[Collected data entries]

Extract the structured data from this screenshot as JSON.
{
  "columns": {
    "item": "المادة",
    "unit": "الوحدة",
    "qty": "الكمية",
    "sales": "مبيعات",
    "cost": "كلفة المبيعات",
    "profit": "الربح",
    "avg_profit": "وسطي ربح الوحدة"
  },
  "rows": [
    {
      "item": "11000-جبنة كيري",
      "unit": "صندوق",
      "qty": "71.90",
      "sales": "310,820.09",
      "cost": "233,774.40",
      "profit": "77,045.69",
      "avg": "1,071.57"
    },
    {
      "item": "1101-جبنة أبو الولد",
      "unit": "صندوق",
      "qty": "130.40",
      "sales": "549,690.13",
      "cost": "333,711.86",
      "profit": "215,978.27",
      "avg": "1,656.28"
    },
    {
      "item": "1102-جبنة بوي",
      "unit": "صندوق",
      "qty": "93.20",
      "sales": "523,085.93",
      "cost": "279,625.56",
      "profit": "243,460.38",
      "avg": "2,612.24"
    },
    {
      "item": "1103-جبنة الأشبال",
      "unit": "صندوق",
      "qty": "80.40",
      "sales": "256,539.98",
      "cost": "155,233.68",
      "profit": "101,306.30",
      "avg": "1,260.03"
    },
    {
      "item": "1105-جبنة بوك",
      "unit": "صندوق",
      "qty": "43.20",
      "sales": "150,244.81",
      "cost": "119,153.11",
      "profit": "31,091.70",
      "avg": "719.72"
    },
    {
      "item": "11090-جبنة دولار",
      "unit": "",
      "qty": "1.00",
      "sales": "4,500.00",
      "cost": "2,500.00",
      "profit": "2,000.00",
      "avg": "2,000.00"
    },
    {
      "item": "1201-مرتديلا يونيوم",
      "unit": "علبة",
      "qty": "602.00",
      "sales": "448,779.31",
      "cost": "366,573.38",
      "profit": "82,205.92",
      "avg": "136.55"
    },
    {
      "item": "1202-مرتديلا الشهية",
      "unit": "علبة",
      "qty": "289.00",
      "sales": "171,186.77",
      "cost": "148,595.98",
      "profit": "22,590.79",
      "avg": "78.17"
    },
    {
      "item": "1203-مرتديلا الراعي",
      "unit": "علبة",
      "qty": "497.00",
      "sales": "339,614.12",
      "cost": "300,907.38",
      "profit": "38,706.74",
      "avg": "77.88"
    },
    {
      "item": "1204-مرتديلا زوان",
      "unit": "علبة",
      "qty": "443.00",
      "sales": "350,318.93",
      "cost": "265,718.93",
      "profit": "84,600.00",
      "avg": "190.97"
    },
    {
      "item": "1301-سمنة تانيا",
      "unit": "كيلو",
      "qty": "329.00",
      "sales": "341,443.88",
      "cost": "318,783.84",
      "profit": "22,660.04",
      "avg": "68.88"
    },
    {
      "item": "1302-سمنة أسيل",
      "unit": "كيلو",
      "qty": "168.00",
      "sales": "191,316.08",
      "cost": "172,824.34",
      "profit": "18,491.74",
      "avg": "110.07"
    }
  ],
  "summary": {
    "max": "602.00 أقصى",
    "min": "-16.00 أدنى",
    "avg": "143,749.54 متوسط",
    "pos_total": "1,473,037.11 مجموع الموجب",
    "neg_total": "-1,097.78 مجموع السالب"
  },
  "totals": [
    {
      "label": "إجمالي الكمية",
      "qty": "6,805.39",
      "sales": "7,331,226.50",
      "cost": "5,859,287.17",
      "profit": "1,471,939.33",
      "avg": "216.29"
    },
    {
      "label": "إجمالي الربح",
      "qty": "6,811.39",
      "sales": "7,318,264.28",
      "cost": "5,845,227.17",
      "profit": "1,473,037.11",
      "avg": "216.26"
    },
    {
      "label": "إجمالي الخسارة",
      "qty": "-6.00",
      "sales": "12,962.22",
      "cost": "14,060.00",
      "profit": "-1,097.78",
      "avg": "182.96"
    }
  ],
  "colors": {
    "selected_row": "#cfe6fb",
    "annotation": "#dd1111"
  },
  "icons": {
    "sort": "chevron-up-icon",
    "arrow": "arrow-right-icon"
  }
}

→ **Exercise task**:
Report how many lines above hold the string "مرتديلا", giving nothing but the number.

→ **Output**:
4